Carry on the text below about Prowl.Quill font atlas settings and font loading, starting right after its last line.

■ **Quoted passage**:

------------------------------------------------------------

FontAtlasSettings controls how Prowl.Quill allocates and updates the GPU font texture atlas. The defaults work for most applications, but you may want to adjust them when:
  • You are loading a large number of distinct fonts or sizes (increase atlas dimensions).
  • You need subpixel rendering or specific SDF parameters.
  • You are targeting memory-constrained hardware (reduce atlas size, limit glyph range).
var fontAtlas = new Prowl.Quill.FontAtlasSettings
{
    // Atlas texture dimensions — must be power-of-two
    Width  = 2048,
    Height = 2048,
    // … other settings exposed by FontAtlasSettings
};

var paper = new Paper(renderer, w, h, fontAtlas);

Loading Fonts

Paper uses FontFile objects from Prowl.Scribe. Load font bytes from disk or an embedded resource and construct a FontFile: 
// From disk
byte[] bytes = File.ReadAllBytes("path/to/Roboto-Regular.ttf");
FontFile regularFont = new FontFile(bytes);

// From an embedded resource stream
using Stream stream = Assembly.GetExecutingAssembly()

------------------------------------------------------------

■ **Supplied information**:

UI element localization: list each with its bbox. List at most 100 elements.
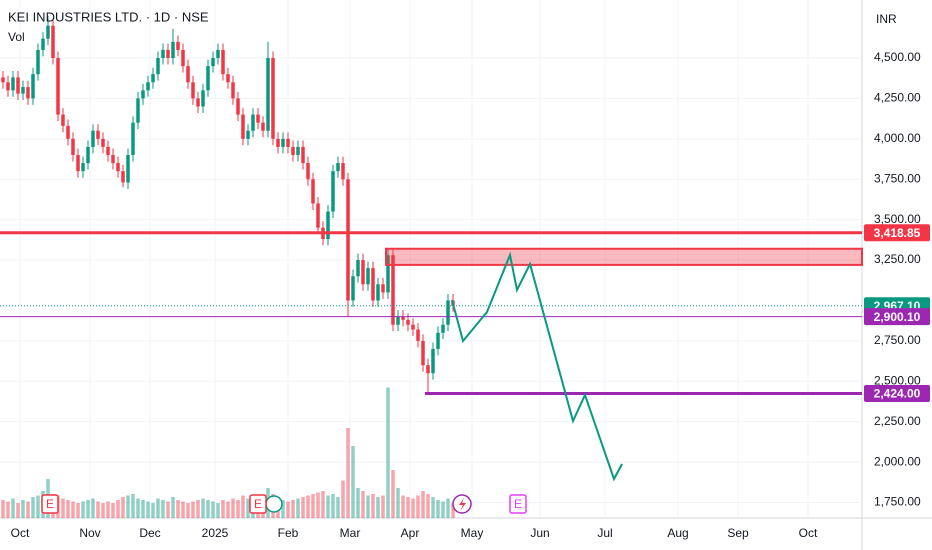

------------------------------------------------------------

■ **Output for this exercise**:
    .GetManifestResourceStream("MyApp.Resources.Roboto-Regular.ttf")!;
FontFile regularFont = new FontFile(stream);

Fallback Fonts

Register fallback fonts so that characters absent from the primary font (e.g. emoji, CJK, icon fonts) are automatically sourced from a secondary glyph table: 
FontFile icons = new FontFile(File.ReadAllBytes("fa-solid-900.ttf"));
paper.AddFallbackFont(icons);

// Enumerate fonts registered on the host OS
foreach (FontFile systemFont in paper.EnumerateSystemFonts())
    paper.AddFallbackFont(systemFont);

Skeleton Implementation Reference

The following is a minimal compilable skeleton that you can use as a starting point. Fill in the GPU API calls for your target backend. 
using Prowl.Quill;
using Prowl.Vector;
using Prowl.Vector.Geometry;

public class SkeletonRenderer : ICanvasRenderer
{
    private object _whiteTexture;

    public bool SupportsBackdropBlur => false;

    public void Initialize(int width, int height)
    {
        // Compile shader, create VAO/VBO, and create a default white 1×1 texture.
        _whiteTexture = CreateTexture(1, 1);
        SetTextureData(_whiteTexture, new IntRect(0, 0, 1, 1),
                       new byte[] { 255, 255, 255, 255 });
        UpdateProjection(width, height);
    }

    public void UpdateProjection(int width, int height)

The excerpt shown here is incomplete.